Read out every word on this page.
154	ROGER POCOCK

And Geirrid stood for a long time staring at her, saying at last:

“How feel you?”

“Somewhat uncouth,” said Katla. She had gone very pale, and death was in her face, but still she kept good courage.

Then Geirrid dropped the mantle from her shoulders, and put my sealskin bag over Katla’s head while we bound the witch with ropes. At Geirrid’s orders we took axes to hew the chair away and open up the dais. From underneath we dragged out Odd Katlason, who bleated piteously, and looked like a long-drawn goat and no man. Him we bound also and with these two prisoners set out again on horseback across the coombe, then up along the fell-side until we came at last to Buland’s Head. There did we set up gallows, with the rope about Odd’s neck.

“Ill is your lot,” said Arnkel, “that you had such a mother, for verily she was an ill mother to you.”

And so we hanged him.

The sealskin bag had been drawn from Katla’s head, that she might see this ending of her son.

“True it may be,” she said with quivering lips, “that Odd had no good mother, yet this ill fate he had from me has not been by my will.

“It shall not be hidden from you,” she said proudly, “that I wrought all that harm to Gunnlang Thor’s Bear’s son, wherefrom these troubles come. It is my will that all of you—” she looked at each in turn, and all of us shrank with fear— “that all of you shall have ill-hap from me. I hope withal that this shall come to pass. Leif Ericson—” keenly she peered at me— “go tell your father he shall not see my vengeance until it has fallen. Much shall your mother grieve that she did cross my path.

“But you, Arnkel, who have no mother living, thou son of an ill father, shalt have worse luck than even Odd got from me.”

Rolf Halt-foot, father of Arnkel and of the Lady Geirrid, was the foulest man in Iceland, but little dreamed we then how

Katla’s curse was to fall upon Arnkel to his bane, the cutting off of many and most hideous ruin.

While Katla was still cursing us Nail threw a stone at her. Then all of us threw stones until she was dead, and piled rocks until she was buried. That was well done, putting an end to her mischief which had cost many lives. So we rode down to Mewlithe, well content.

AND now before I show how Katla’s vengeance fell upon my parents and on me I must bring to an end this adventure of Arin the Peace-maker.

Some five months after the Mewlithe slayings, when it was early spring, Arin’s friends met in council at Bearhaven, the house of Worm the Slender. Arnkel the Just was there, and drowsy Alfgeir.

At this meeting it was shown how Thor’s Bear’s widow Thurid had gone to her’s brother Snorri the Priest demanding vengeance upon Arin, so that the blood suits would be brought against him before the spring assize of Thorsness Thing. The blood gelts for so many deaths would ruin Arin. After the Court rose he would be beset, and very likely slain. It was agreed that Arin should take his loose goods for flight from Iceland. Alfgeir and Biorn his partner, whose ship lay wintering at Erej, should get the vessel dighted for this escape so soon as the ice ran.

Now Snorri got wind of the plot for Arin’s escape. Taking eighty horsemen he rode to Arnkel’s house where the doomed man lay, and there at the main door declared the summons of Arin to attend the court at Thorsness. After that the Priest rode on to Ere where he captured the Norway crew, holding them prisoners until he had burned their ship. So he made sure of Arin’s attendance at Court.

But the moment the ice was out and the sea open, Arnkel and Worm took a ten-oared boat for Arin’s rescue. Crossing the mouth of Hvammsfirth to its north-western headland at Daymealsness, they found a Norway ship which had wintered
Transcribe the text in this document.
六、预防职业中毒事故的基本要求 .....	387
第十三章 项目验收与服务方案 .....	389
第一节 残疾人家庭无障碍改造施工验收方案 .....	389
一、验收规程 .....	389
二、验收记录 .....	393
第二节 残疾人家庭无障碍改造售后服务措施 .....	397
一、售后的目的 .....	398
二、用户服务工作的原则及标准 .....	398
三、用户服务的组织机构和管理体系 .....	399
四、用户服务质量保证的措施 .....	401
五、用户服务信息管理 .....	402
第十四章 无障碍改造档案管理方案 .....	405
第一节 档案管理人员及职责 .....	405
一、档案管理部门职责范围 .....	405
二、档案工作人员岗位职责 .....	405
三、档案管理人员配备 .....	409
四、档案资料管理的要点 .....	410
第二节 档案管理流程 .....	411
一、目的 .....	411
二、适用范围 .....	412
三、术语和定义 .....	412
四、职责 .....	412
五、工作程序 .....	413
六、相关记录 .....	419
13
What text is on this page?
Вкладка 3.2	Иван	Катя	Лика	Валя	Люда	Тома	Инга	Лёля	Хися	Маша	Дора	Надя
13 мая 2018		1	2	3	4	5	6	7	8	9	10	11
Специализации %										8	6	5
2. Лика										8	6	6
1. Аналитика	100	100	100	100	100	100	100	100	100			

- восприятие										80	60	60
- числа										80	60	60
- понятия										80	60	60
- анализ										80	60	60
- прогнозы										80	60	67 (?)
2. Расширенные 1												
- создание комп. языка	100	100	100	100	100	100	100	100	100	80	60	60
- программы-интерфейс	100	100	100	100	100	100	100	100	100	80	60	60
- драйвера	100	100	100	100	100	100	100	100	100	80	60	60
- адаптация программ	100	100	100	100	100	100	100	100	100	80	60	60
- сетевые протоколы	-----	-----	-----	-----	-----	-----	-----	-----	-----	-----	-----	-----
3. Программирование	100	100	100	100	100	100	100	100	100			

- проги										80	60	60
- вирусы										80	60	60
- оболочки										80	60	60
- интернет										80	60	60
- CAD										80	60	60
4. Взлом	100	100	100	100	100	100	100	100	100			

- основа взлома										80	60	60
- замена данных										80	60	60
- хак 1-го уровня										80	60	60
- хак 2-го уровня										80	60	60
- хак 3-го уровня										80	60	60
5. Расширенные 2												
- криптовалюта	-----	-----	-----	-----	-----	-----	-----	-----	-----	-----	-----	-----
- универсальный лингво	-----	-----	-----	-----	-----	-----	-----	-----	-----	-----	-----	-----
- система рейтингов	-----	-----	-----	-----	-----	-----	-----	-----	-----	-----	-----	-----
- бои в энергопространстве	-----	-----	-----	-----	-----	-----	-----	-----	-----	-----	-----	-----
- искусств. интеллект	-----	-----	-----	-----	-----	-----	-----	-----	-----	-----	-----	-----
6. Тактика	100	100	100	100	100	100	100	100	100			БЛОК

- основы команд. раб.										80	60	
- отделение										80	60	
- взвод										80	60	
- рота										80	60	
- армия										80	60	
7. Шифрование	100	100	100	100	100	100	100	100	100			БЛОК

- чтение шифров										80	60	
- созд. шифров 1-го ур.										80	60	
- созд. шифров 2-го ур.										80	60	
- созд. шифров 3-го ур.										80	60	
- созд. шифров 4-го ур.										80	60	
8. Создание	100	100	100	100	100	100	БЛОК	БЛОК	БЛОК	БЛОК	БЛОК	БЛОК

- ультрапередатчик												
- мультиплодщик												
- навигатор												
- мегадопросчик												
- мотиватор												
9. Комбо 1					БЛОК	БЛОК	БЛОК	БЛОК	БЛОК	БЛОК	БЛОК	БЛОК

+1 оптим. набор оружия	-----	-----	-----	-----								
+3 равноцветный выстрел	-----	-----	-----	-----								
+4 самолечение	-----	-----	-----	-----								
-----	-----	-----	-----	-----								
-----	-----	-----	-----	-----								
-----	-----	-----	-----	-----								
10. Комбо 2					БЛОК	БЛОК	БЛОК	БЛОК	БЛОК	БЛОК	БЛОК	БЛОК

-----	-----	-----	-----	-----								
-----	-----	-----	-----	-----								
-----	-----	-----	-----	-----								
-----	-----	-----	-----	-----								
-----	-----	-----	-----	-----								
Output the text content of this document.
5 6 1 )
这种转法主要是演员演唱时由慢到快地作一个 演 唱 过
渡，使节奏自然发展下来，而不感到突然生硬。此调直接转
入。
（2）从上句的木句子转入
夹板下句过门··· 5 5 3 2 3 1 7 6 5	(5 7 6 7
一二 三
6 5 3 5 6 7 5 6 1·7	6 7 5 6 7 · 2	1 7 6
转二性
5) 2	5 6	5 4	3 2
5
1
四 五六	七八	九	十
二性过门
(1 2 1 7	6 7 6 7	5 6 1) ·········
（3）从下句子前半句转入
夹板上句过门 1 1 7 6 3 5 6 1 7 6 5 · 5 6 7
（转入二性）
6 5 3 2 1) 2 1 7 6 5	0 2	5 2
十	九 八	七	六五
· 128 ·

● ● ●

- **Stated problem**
In the listing, find each line with the string "escape" and copy it.

- **Exercise answer**
At this meeting it was shown how Thor’s Bear’s widow Thurid had gone to her’s brother Snorri the Priest demanding vengeance upon Arin, so that the blood suits would be brought against him before the spring assize of Thorsness Thing. The blood gelts for so many deaths would ruin Arin. After the Court rose he would be beset, and very likely slain. It was agreed that Arin should take his loose goods for flight from Iceland. Alfgeir and Biorn his partner, whose ship lay wintering at Erej, should get the vessel dighted for this escape so soon as the ice ran.
Now Snorri got wind of the plot for Arin’s escape. Taking eighty horsemen he rode to Arnkel’s house where the doomed man lay, and there at the main door declared the summons of Arin to attend the court at Thorsness. After that the Priest rode on to Ere where he captured the Norway crew, holding them prisoners until he had burned their ship. So he made sure of Arin’s attendance at Court.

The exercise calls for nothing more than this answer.